▼▼▼

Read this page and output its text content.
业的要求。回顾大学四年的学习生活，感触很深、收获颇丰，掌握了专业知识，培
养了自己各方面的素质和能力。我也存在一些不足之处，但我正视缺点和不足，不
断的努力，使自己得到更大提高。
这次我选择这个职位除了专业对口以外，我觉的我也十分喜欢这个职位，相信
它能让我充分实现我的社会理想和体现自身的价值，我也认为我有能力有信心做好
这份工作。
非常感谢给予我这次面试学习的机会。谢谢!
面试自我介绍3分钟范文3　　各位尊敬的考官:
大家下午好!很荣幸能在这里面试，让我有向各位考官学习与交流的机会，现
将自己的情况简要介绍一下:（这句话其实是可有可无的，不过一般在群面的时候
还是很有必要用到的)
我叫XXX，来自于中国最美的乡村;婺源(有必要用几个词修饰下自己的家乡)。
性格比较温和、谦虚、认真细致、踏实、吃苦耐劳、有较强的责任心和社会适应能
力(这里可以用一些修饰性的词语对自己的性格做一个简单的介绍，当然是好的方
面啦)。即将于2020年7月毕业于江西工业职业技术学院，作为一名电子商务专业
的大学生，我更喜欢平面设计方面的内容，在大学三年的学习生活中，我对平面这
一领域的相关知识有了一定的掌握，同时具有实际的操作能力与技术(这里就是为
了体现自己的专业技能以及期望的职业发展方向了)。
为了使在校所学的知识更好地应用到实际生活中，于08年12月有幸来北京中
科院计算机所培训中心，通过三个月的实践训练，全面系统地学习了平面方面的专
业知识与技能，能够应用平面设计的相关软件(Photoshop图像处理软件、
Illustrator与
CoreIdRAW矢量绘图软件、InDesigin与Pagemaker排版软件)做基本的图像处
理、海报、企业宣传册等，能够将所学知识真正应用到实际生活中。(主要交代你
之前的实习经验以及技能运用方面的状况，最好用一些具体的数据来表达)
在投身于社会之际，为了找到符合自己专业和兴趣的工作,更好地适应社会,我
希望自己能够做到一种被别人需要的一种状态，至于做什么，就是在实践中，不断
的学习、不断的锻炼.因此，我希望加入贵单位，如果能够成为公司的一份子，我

▲▲▲

Go through the records and print each one exactly.

**Written answer:**
Read this page and output its text content.
业的要求。回顾大学四年的学习生活，感触很深、收获颇丰，掌握了专业知识，培
养了自己各方面的素质和能力。我也存在一些不足之处，但我正视缺点和不足，不
断的努力，使自己得到更大提高。
这次我选择这个职位除了专业对口以外，我觉的我也十分喜欢这个职位，相信
它能让我充分实现我的社会理想和体现自身的价值，我也认为我有能力有信心做好
这份工作。
非常感谢给予我这次面试学习的机会。谢谢!
面试自我介绍3分钟范文3　　各位尊敬的考官:
大家下午好!很荣幸能在这里面试，让我有向各位考官学习与交流的机会，现
将自己的情况简要介绍一下:（这句话其实是可有可无的，不过一般在群面的时候
还是很有必要用到的)
我叫XXX，来自于中国最美的乡村;婺源(有必要用几个词修饰下自己的家乡)。
性格比较温和、谦虚、认真细致、踏实、吃苦耐劳、有较强的责任心和社会适应能
力(这里可以用一些修饰性的词语对自己的性格做一个简单的介绍，当然是好的方
面啦)。即将于2020年7月毕业于江西工业职业技术学院，作为一名电子商务专业
的大学生，我更喜欢平面设计方面的内容，在大学三年的学习生活中，我对平面这
一领域的相关知识有了一定的掌握，同时具有实际的操作能力与技术(这里就是为
了体现自己的专业技能以及期望的职业发展方向了)。
为了使在校所学的知识更好地应用到实际生活中，于08年12月有幸来北京中
科院计算机所培训中心，通过三个月的实践训练，全面系统地学习了平面方面的专
业知识与技能，能够应用平面设计的相关软件(Photoshop图像处理软件、
Illustrator与
CoreIdRAW矢量绘图软件、InDesigin与Pagemaker排版软件)做基本的图像处
理、海报、企业宣传册等，能够将所学知识真正应用到实际生活中。(主要交代你
之前的实习经验以及技能运用方面的状况，最好用一些具体的数据来表达)
在投身于社会之际，为了找到符合自己专业和兴趣的工作,更好地适应社会,我
希望自己能够做到一种被别人需要的一种状态，至于做什么，就是在实践中，不断
的学习、不断的锻炼.因此，我希望加入贵单位，如果能够成为公司的一份子，我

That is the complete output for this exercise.